START

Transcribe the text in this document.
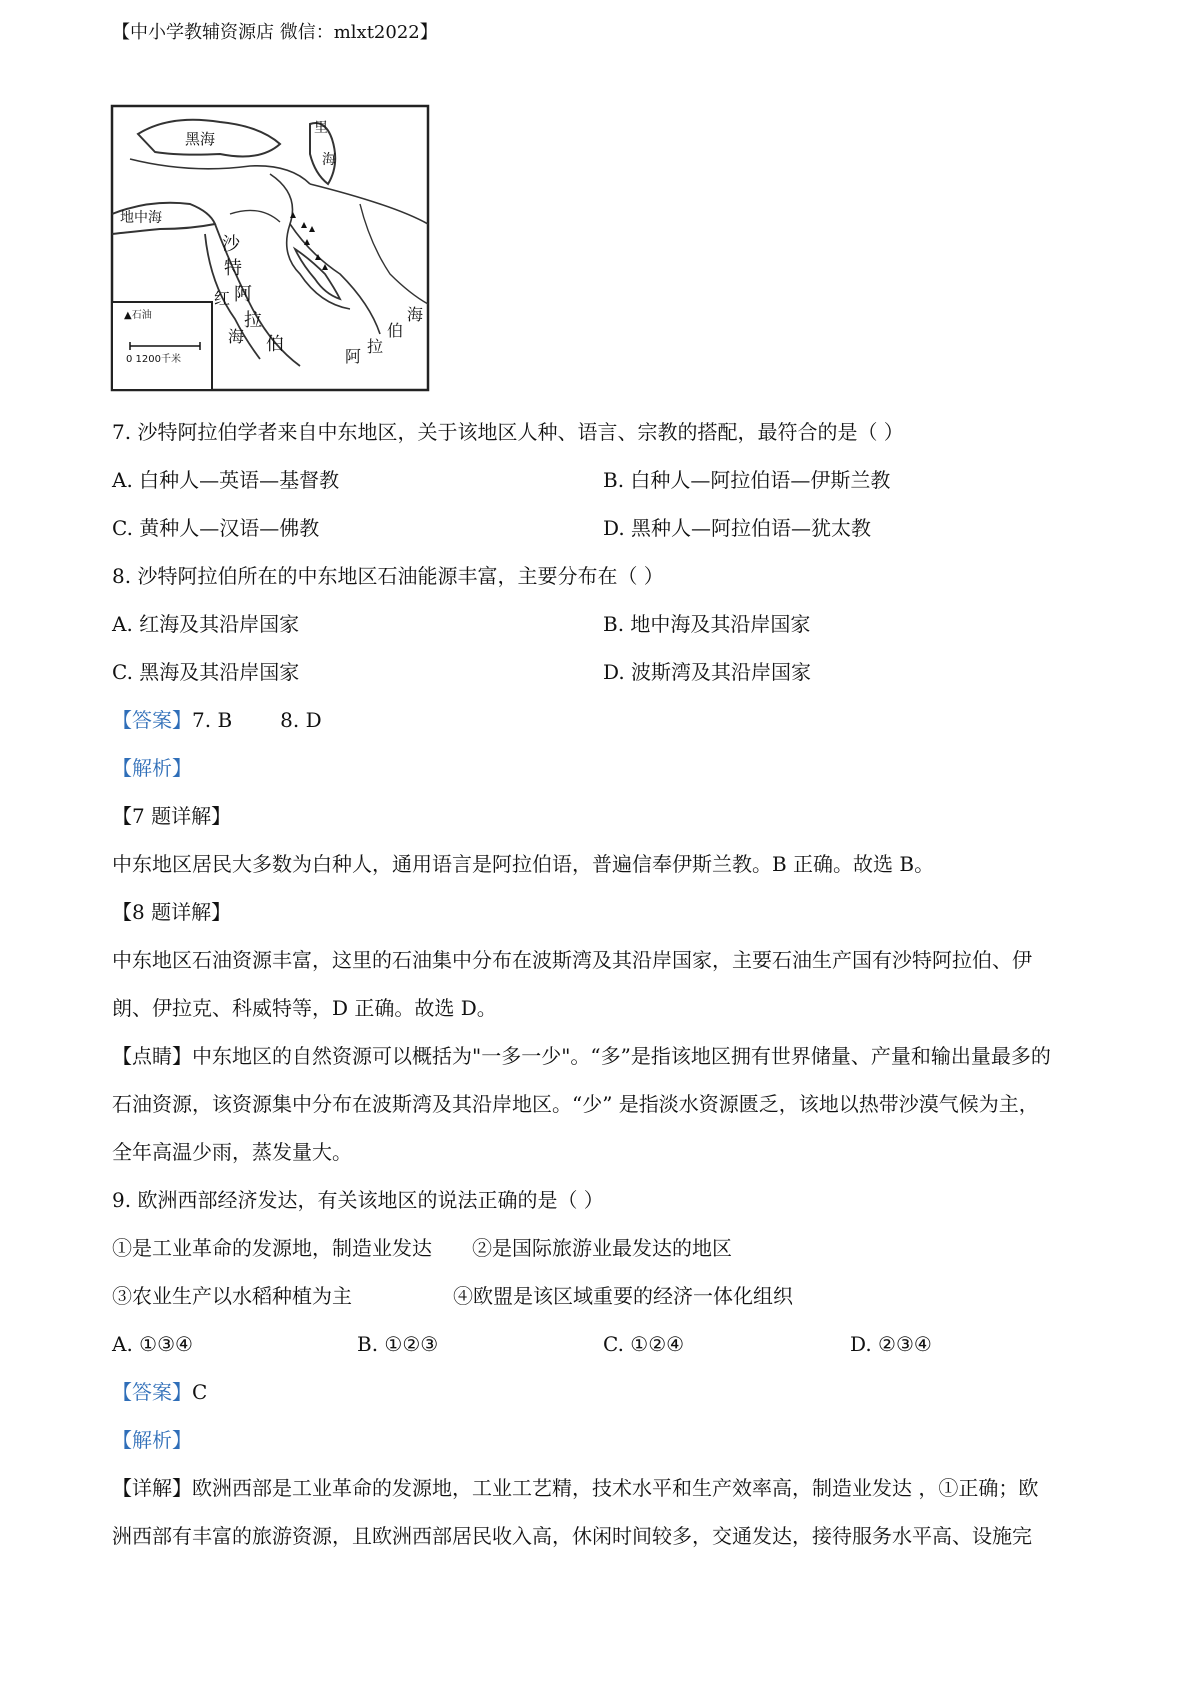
【中小学教辅资源店 微信：mlxt2022】
黑海
里
海
地中海
沙
特
阿
拉
伯
红
海
阿
拉
伯
海
▲石油
0 1200千米
7. 沙特阿拉伯学者来自中东地区，关于该地区人种、语言、宗教的搭配，最符合的是（ ）
A. 白种人—英语—基督教	B. 白种人—阿拉伯语—伊斯兰教
C. 黄种人—汉语—佛教	D. 黑种人—阿拉伯语—犹太教
8. 沙特阿拉伯所在的中东地区石油能源丰富，主要分布在（ ）
A. 红海及其沿岸国家	B. 地中海及其沿岸国家
C. 黑海及其沿岸国家	D. 波斯湾及其沿岸国家
【答案】7. B 8. D
【解析】
【7 题详解】
中东地区居民大多数为白种人，通用语言是阿拉伯语，普遍信奉伊斯兰教。B 正确。故选 B。
【8 题详解】
中东地区石油资源丰富，这里的石油集中分布在波斯湾及其沿岸国家，主要石油生产国有沙特阿拉伯、伊
朗、伊拉克、科威特等，D 正确。故选 D。
【点睛】中东地区的自然资源可以概括为"一多一少"。“多”是指该地区拥有世界储量、产量和输出量最多的
石油资源，该资源集中分布在波斯湾及其沿岸地区。“少” 是指淡水资源匮乏，该地以热带沙漠气候为主，
全年高温少雨，蒸发量大。
9. 欧洲西部经济发达，有关该地区的说法正确的是（ ）
①是工业革命的发源地，制造业发达 ②是国际旅游业最发达的地区
③农业生产以水稻种植为主	④欧盟是该区域重要的经济一体化组织
A. ①③④	B. ①②③	C. ①②④	D. ②③④
【答案】C
【解析】
【详解】欧洲西部是工业革命的发源地，工业工艺精，技术水平和生产效率高，制造业发达 ，①正确；欧
洲西部有丰富的旅游资源，且欧洲西部居民收入高，休闲时间较多，交通发达，接待服务水平高、设施完
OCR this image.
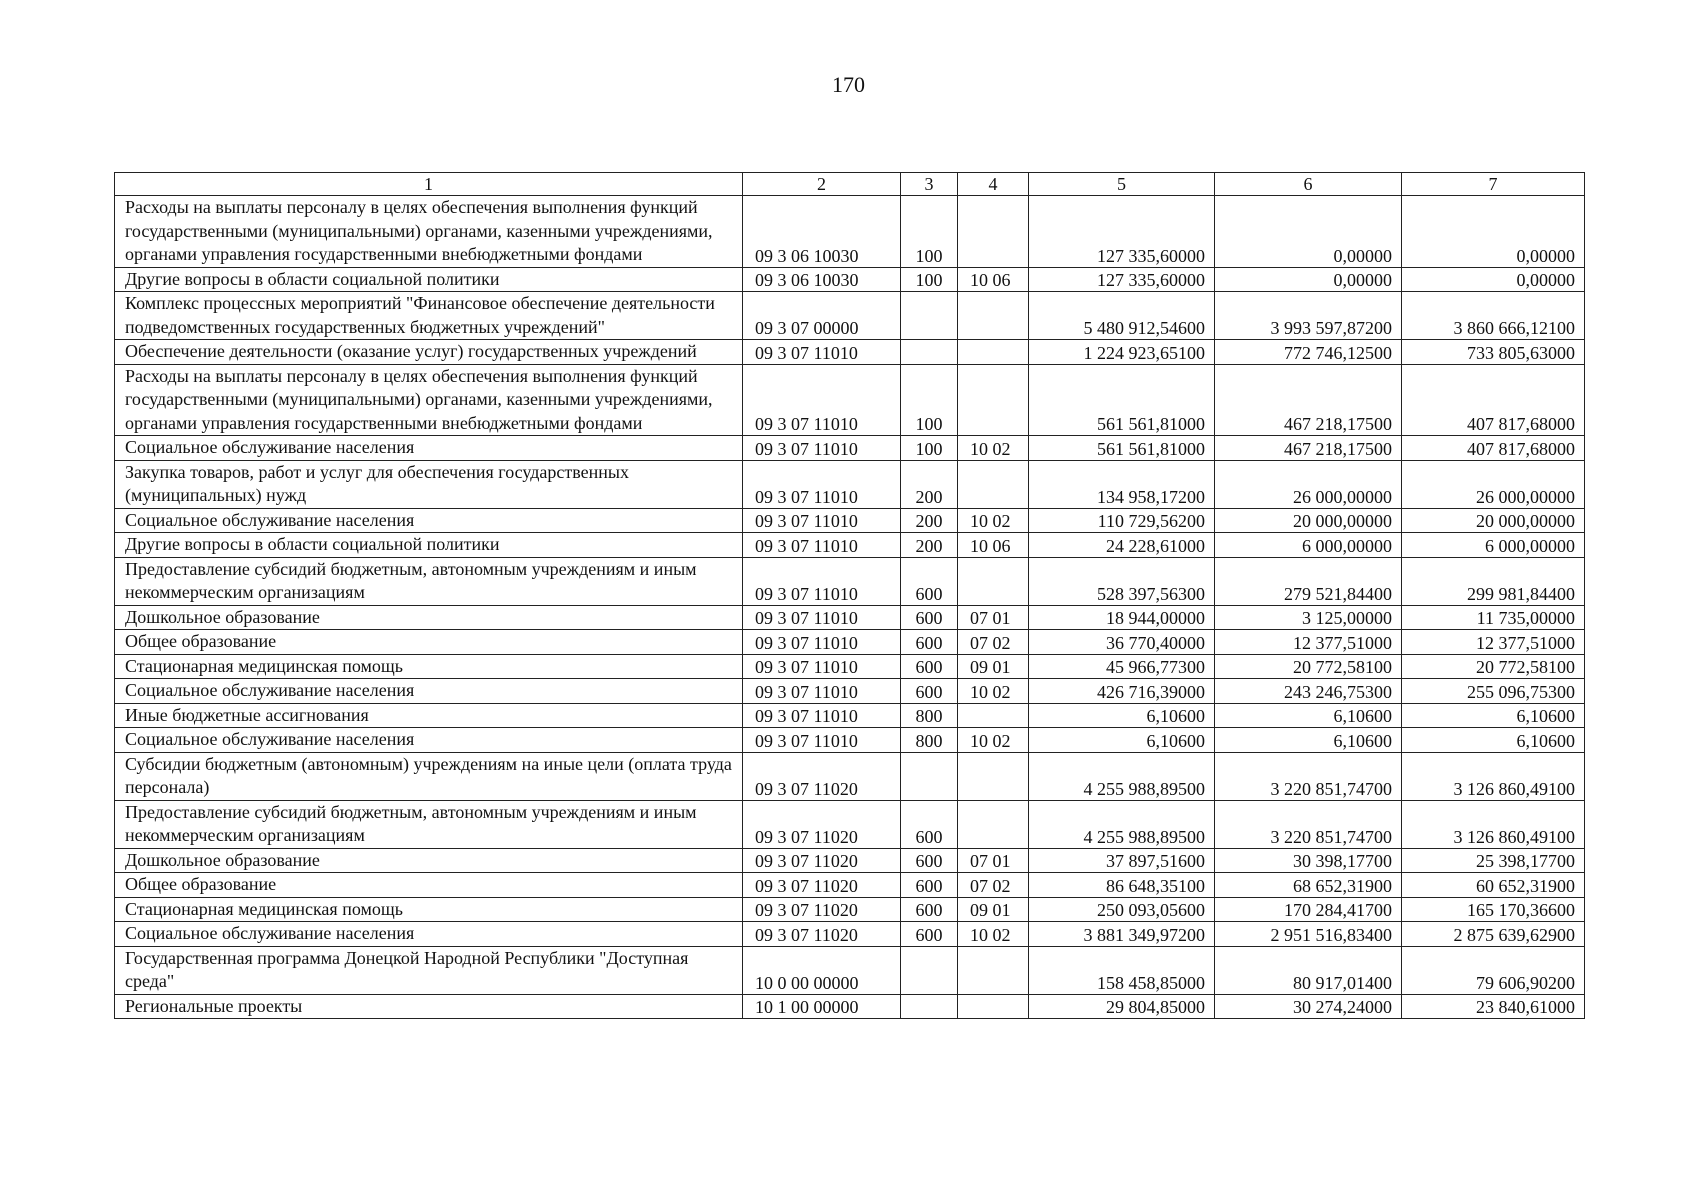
170
1	2	3	4	5	6	7
Расходы на выплаты персоналу в целях обеспечения выполнения функций государственными (муниципальными) органами, казенными учреждениями, органами управления государственными внебюджетными фондами	09 3 06 10030	100		127 335,60000	0,00000	0,00000
Другие вопросы в области социальной политики	09 3 06 10030	100	10 06	127 335,60000	0,00000	0,00000
Комплекс процессных мероприятий "Финансовое обеспечение деятельности подведомственных государственных бюджетных учреждений"	09 3 07 00000			5 480 912,54600	3 993 597,87200	3 860 666,12100
Обеспечение деятельности (оказание услуг) государственных учреждений	09 3 07 11010			1 224 923,65100	772 746,12500	733 805,63000
Расходы на выплаты персоналу в целях обеспечения выполнения функций государственными (муниципальными) органами, казенными учреждениями, органами управления государственными внебюджетными фондами	09 3 07 11010	100		561 561,81000	467 218,17500	407 817,68000
Социальное обслуживание населения	09 3 07 11010	100	10 02	561 561,81000	467 218,17500	407 817,68000
Закупка товаров, работ и услуг для обеспечения государственных (муниципальных) нужд	09 3 07 11010	200		134 958,17200	26 000,00000	26 000,00000
Социальное обслуживание населения	09 3 07 11010	200	10 02	110 729,56200	20 000,00000	20 000,00000
Другие вопросы в области социальной политики	09 3 07 11010	200	10 06	24 228,61000	6 000,00000	6 000,00000
Предоставление субсидий бюджетным, автономным учреждениям и иным некоммерческим организациям	09 3 07 11010	600		528 397,56300	279 521,84400	299 981,84400
Дошкольное образование	09 3 07 11010	600	07 01	18 944,00000	3 125,00000	11 735,00000
Общее образование	09 3 07 11010	600	07 02	36 770,40000	12 377,51000	12 377,51000
Стационарная медицинская помощь	09 3 07 11010	600	09 01	45 966,77300	20 772,58100	20 772,58100
Социальное обслуживание населения	09 3 07 11010	600	10 02	426 716,39000	243 246,75300	255 096,75300
Иные бюджетные ассигнования	09 3 07 11010	800		6,10600	6,10600	6,10600
Социальное обслуживание населения	09 3 07 11010	800	10 02	6,10600	6,10600	6,10600
Субсидии бюджетным (автономным) учреждениям на иные цели (оплата труда персонала)	09 3 07 11020			4 255 988,89500	3 220 851,74700	3 126 860,49100
Предоставление субсидий бюджетным, автономным учреждениям и иным некоммерческим организациям	09 3 07 11020	600		4 255 988,89500	3 220 851,74700	3 126 860,49100
Дошкольное образование	09 3 07 11020	600	07 01	37 897,51600	30 398,17700	25 398,17700
Общее образование	09 3 07 11020	600	07 02	86 648,35100	68 652,31900	60 652,31900
Стационарная медицинская помощь	09 3 07 11020	600	09 01	250 093,05600	170 284,41700	165 170,36600
Социальное обслуживание населения	09 3 07 11020	600	10 02	3 881 349,97200	2 951 516,83400	2 875 639,62900
Государственная программа Донецкой Народной Республики "Доступная среда"	10 0 00 00000			158 458,85000	80 917,01400	79 606,90200
Региональные проекты	10 1 00 00000			29 804,85000	30 274,24000	23 840,61000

END

#### [DIRECTIONS FOR THIS TASK]
All lines that include "целях" are to be gathered and copied.

#### [EXPECTED ANSWER]
Расходы на выплаты персоналу в целях обеспечения выполнения функций государственными (муниципальными) органами, казенными учреждениями, органами управления государственными внебюджетными фондами	09 3 06 10030	100		127 335,60000	0,00000	0,00000
Расходы на выплаты персоналу в целях обеспечения выполнения функций государственными (муниципальными) органами, казенными учреждениями, органами управления государственными внебюджетными фондами	09 3 07 11010	100		561 561,81000	467 218,17500	407 817,68000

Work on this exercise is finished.